(Document structure recognition data)
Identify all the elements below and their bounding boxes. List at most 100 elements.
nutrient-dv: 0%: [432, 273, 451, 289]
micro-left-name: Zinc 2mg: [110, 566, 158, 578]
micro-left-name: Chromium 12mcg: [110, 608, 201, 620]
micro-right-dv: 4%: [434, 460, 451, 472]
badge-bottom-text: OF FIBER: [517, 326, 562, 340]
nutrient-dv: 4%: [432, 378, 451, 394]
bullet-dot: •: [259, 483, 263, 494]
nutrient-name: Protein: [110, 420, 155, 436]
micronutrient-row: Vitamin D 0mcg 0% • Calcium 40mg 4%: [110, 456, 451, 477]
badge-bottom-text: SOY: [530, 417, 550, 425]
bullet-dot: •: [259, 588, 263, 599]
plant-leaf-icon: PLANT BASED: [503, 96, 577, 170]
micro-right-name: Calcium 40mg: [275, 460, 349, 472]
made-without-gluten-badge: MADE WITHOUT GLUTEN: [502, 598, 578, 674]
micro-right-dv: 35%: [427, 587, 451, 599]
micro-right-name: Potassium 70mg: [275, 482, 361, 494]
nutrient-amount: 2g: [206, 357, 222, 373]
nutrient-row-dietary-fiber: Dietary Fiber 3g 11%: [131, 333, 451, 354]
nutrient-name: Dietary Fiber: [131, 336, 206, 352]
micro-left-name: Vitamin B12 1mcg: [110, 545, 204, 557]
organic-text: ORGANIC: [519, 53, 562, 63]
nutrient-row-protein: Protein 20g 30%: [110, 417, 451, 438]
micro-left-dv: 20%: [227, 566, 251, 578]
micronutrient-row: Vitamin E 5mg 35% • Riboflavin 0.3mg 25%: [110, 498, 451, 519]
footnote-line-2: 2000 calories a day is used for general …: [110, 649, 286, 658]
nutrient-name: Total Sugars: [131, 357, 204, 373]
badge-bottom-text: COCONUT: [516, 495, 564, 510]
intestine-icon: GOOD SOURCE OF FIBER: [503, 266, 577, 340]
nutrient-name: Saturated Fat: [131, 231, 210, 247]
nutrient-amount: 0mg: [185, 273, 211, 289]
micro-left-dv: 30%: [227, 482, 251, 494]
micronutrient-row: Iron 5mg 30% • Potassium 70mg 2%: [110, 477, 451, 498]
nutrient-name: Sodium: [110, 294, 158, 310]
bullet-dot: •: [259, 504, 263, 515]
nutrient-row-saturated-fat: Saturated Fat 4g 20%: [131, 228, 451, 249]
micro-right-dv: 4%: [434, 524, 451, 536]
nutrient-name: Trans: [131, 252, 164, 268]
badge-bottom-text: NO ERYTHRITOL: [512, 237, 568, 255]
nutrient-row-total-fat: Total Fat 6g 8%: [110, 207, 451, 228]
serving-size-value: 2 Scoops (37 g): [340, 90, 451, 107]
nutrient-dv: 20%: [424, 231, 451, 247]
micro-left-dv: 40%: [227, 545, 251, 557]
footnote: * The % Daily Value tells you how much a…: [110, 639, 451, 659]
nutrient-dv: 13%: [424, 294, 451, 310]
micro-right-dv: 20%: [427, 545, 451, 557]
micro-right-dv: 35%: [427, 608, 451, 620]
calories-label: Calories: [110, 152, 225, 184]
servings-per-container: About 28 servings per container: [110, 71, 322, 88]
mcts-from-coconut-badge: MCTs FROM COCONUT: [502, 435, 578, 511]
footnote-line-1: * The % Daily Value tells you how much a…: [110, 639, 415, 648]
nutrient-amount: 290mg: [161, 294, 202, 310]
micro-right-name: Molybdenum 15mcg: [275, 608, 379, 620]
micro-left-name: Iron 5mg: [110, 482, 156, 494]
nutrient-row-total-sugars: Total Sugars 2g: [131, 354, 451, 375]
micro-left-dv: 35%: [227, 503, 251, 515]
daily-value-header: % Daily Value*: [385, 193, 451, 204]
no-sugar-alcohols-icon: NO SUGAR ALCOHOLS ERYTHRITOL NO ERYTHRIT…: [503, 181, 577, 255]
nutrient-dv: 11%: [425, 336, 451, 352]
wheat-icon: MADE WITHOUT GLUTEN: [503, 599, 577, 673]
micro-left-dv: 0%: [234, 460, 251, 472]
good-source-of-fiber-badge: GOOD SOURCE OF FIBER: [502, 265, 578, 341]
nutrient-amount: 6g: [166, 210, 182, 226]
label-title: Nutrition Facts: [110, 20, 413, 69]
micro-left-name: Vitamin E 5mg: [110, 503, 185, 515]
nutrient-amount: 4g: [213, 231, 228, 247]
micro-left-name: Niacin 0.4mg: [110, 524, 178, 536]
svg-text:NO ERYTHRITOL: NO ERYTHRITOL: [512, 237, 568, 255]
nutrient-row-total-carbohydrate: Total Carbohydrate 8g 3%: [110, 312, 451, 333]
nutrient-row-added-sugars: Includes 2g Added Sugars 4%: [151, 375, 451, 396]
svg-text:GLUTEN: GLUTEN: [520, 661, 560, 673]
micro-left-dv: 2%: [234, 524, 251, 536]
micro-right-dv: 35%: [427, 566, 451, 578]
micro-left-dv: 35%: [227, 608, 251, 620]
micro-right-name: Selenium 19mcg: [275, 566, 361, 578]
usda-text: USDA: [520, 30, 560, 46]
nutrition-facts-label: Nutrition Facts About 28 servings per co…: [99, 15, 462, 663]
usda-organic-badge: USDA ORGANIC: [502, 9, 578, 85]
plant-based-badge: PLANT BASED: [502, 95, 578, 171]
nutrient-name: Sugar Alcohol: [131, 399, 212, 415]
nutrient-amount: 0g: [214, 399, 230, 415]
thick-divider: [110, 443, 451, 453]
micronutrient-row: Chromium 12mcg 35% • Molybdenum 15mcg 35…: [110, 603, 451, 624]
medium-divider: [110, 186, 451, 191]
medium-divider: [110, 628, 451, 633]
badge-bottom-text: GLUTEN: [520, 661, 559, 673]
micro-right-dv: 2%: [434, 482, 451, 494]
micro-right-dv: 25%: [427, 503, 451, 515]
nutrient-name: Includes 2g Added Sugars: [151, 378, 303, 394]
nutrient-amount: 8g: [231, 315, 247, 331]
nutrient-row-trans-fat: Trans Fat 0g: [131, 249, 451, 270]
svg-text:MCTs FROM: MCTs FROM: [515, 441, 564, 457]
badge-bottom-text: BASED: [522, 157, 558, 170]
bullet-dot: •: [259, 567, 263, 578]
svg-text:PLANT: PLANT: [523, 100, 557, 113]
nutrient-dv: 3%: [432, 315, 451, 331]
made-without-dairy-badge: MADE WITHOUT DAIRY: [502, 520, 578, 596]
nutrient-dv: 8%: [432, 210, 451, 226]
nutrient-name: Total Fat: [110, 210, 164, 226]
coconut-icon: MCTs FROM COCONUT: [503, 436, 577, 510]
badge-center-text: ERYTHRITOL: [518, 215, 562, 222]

(TASK ITEM): Beginning with the first line above, transcribe all of the data exactly.

(ANSWER AREA):
Identify all the elements below and their bounding boxes. List at most 100 elements.
nutrient-dv: 0%: [432, 273, 451, 289]
micro-left-name: Zinc 2mg: [110, 566, 158, 578]
micro-left-name: Chromium 12mcg: [110, 608, 201, 620]
micro-right-dv: 4%: [434, 460, 451, 472]
badge-bottom-text: OF FIBER: [517, 326, 562, 340]
nutrient-dv: 4%: [432, 378, 451, 394]
bullet-dot: •: [259, 483, 263, 494]
nutrient-name: Protein: [110, 420, 155, 436]
micronutrient-row: Vitamin D 0mcg 0% • Calcium 40mg 4%: [110, 456, 451, 477]
badge-bottom-text: SOY: [530, 417, 550, 425]
bullet-dot: •: [259, 588, 263, 599]
plant-leaf-icon: PLANT BASED: [503, 96, 577, 170]
micro-right-name: Calcium 40mg: [275, 460, 349, 472]
made-without-gluten-badge: MADE WITHOUT GLUTEN: [502, 598, 578, 674]
micro-right-dv: 35%: [427, 587, 451, 599]
micro-right-name: Potassium 70mg: [275, 482, 361, 494]
nutrient-amount: 2g: [206, 357, 222, 373]
nutrient-row-dietary-fiber: Dietary Fiber 3g 11%: [131, 333, 451, 354]
nutrient-name: Dietary Fiber: [131, 336, 206, 352]
micro-left-name: Vitamin B12 1mcg: [110, 545, 204, 557]
organic-text: ORGANIC: [519, 53, 562, 63]
nutrient-row-protein: Protein 20g 30%: [110, 417, 451, 438]
micro-left-dv: 20%: [227, 566, 251, 578]
micronutrient-row: Vitamin E 5mg 35% • Riboflavin 0.3mg 25%: [110, 498, 451, 519]
footnote-line-2: 2000 calories a day is used for general …: [110, 649, 286, 658]
nutrient-name: Total Sugars: [131, 357, 204, 373]
badge-bottom-text: COCONUT: [516, 495, 564, 510]
intestine-icon: GOOD SOURCE OF FIBER: [503, 266, 577, 340]
nutrient-name: Saturated Fat: [131, 231, 210, 247]
nutrient-amount: 0mg: [185, 273, 211, 289]
micro-left-dv: 30%: [227, 482, 251, 494]
micronutrient-row: Iron 5mg 30% • Potassium 70mg 2%: [110, 477, 451, 498]
nutrient-name: Sodium: [110, 294, 158, 310]
bullet-dot: •: [259, 504, 263, 515]
nutrient-row-saturated-fat: Saturated Fat 4g 20%: [131, 228, 451, 249]
micro-right-dv: 4%: [434, 524, 451, 536]
nutrient-name: Trans: [131, 252, 164, 268]
badge-bottom-text: NO ERYTHRITOL: [512, 237, 568, 255]
nutrient-row-total-fat: Total Fat 6g 8%: [110, 207, 451, 228]
serving-size-value: 2 Scoops (37 g): [340, 90, 451, 107]
nutrient-dv: 20%: [424, 231, 451, 247]
micro-left-dv: 40%: [227, 545, 251, 557]
footnote: * The % Daily Value tells you how much a…: [110, 639, 451, 659]
nutrient-dv: 13%: [424, 294, 451, 310]
micro-right-dv: 20%: [427, 545, 451, 557]
micro-right-dv: 35%: [427, 608, 451, 620]
calories-label: Calories: [110, 152, 225, 184]
servings-per-container: About 28 servings per container: [110, 71, 322, 88]
mcts-from-coconut-badge: MCTs FROM COCONUT: [502, 435, 578, 511]
footnote-line-1: * The % Daily Value tells you how much a…: [110, 639, 415, 648]
nutrient-amount: 290mg: [161, 294, 202, 310]
micro-right-name: Molybdenum 15mcg: [275, 608, 379, 620]
micro-left-name: Iron 5mg: [110, 482, 156, 494]
nutrient-row-total-sugars: Total Sugars 2g: [131, 354, 451, 375]
micro-left-dv: 35%: [227, 503, 251, 515]
daily-value-header: % Daily Value*: [385, 193, 451, 204]
no-sugar-alcohols-icon: NO SUGAR ALCOHOLS ERYTHRITOL NO ERYTHRIT…: [503, 181, 577, 255]
nutrient-dv: 11%: [425, 336, 451, 352]
wheat-icon: MADE WITHOUT GLUTEN: [503, 599, 577, 673]
micro-left-dv: 0%: [234, 460, 251, 472]
good-source-of-fiber-badge: GOOD SOURCE OF FIBER: [502, 265, 578, 341]
nutrient-amount: 6g: [166, 210, 182, 226]
label-title: Nutrition Facts: [110, 20, 413, 69]
micro-left-name: Vitamin E 5mg: [110, 503, 185, 515]
nutrient-amount: 4g: [213, 231, 228, 247]
micro-left-name: Niacin 0.4mg: [110, 524, 178, 536]
svg-text:NO ERYTHRITOL: NO ERYTHRITOL: [512, 237, 568, 255]
nutrient-row-total-carbohydrate: Total Carbohydrate 8g 3%: [110, 312, 451, 333]
nutrient-row-added-sugars: Includes 2g Added Sugars 4%: [151, 375, 451, 396]
svg-text:GLUTEN: GLUTEN: [520, 661, 560, 673]
micro-left-dv: 2%: [234, 524, 251, 536]
micro-right-dv: 35%: [427, 566, 451, 578]
micro-left-dv: 35%: [227, 608, 251, 620]
micro-right-name: Selenium 19mcg: [275, 566, 361, 578]
usda-text: USDA: [520, 30, 560, 46]
nutrition-facts-label: Nutrition Facts About 28 servings per co…: [99, 15, 462, 663]
usda-organic-badge: USDA ORGANIC: [502, 9, 578, 85]
plant-based-badge: PLANT BASED: [502, 95, 578, 171]
nutrient-name: Sugar Alcohol: [131, 399, 212, 415]
nutrient-amount: 0g: [214, 399, 230, 415]
thick-divider: [110, 443, 451, 453]
micronutrient-row: Chromium 12mcg 35% • Molybdenum 15mcg 35…: [110, 603, 451, 624]
medium-divider: [110, 186, 451, 191]
medium-divider: [110, 628, 451, 633]
badge-bottom-text: GLUTEN: [520, 661, 559, 673]
micro-right-dv: 2%: [434, 482, 451, 494]
micro-right-dv: 25%: [427, 503, 451, 515]
nutrient-name: Includes 2g Added Sugars: [151, 378, 303, 394]
nutrient-amount: 8g: [231, 315, 247, 331]
nutrient-row-trans-fat: Trans Fat 0g: [131, 249, 451, 270]
svg-text:MCTs FROM: MCTs FROM: [515, 441, 564, 457]
badge-bottom-text: BASED: [522, 157, 558, 170]
bullet-dot: •: [259, 567, 263, 578]
svg-text:PLANT: PLANT: [523, 100, 557, 113]
nutrient-dv: 3%: [432, 315, 451, 331]
made-without-dairy-badge: MADE WITHOUT DAIRY: [502, 520, 578, 596]
nutrient-dv: 8%: [432, 210, 451, 226]
nutrient-name: Total Fat: [110, 210, 164, 226]
coconut-icon: MCTs FROM COCONUT: [503, 436, 577, 510]
badge-center-text: ERYTHRITOL: [518, 215, 562, 222]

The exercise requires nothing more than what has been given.